### WORK TO BE COMPLETED
Go through the listing and return every line with "text" in it.
[Begin]
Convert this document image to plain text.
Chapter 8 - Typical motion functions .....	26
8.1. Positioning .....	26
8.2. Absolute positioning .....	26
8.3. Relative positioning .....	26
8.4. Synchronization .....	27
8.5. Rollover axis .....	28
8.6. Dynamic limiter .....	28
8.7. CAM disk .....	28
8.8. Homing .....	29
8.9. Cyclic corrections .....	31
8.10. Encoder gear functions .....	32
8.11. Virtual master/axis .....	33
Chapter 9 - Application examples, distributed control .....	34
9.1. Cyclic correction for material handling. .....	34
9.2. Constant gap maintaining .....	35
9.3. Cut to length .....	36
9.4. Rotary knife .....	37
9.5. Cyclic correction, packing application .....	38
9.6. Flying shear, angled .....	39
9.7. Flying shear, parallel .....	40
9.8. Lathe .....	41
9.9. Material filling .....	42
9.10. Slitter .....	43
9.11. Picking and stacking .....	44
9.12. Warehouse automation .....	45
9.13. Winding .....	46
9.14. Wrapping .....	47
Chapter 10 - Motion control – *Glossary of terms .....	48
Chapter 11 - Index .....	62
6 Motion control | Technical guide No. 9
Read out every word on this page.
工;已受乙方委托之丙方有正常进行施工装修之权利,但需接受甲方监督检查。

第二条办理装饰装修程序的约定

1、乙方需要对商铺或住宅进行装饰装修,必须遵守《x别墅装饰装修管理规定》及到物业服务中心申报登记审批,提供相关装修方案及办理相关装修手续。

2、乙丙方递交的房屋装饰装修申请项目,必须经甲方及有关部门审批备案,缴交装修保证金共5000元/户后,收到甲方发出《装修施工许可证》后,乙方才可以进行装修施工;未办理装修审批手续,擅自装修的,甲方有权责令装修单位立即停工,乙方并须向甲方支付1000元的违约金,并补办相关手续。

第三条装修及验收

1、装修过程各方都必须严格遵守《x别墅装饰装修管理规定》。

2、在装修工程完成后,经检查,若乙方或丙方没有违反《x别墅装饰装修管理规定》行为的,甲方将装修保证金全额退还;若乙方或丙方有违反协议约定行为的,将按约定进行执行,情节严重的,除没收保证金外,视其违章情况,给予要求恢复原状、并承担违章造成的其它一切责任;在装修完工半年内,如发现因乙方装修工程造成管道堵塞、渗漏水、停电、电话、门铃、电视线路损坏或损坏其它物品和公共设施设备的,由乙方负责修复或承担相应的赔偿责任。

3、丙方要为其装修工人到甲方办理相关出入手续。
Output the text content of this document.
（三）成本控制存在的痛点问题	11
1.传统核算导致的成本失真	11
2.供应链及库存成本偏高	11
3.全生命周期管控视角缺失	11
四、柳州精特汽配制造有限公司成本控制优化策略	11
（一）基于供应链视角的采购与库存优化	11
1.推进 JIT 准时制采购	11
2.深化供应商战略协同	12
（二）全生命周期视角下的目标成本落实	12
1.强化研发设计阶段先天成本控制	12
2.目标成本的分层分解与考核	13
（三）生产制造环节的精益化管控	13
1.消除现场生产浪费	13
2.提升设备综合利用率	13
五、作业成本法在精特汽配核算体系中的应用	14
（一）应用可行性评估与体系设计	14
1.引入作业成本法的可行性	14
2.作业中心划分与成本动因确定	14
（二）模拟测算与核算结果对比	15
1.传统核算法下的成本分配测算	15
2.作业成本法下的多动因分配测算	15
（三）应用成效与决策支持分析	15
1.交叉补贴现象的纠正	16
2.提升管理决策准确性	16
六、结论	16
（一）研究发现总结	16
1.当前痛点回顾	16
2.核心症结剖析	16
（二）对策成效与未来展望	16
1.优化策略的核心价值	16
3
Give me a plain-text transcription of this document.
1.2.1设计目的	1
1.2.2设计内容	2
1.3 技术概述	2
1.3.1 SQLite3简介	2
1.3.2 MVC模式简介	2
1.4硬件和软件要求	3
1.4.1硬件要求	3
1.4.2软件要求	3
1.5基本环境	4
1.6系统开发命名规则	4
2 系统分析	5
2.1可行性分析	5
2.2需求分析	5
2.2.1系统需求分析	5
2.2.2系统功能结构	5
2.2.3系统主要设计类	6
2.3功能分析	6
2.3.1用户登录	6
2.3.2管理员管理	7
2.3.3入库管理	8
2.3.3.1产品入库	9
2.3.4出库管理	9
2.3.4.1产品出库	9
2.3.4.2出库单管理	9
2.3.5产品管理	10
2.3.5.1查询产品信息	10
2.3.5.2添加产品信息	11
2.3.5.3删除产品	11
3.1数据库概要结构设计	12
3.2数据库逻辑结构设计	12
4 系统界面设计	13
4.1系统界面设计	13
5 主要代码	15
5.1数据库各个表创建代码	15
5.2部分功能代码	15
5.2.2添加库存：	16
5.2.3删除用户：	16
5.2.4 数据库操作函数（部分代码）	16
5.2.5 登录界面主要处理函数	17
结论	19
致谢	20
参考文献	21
[End]
### FINISHED EXERCISE
Convert this document image to plain text.
Output the text content of this document.
Give me a plain-text transcription of this document.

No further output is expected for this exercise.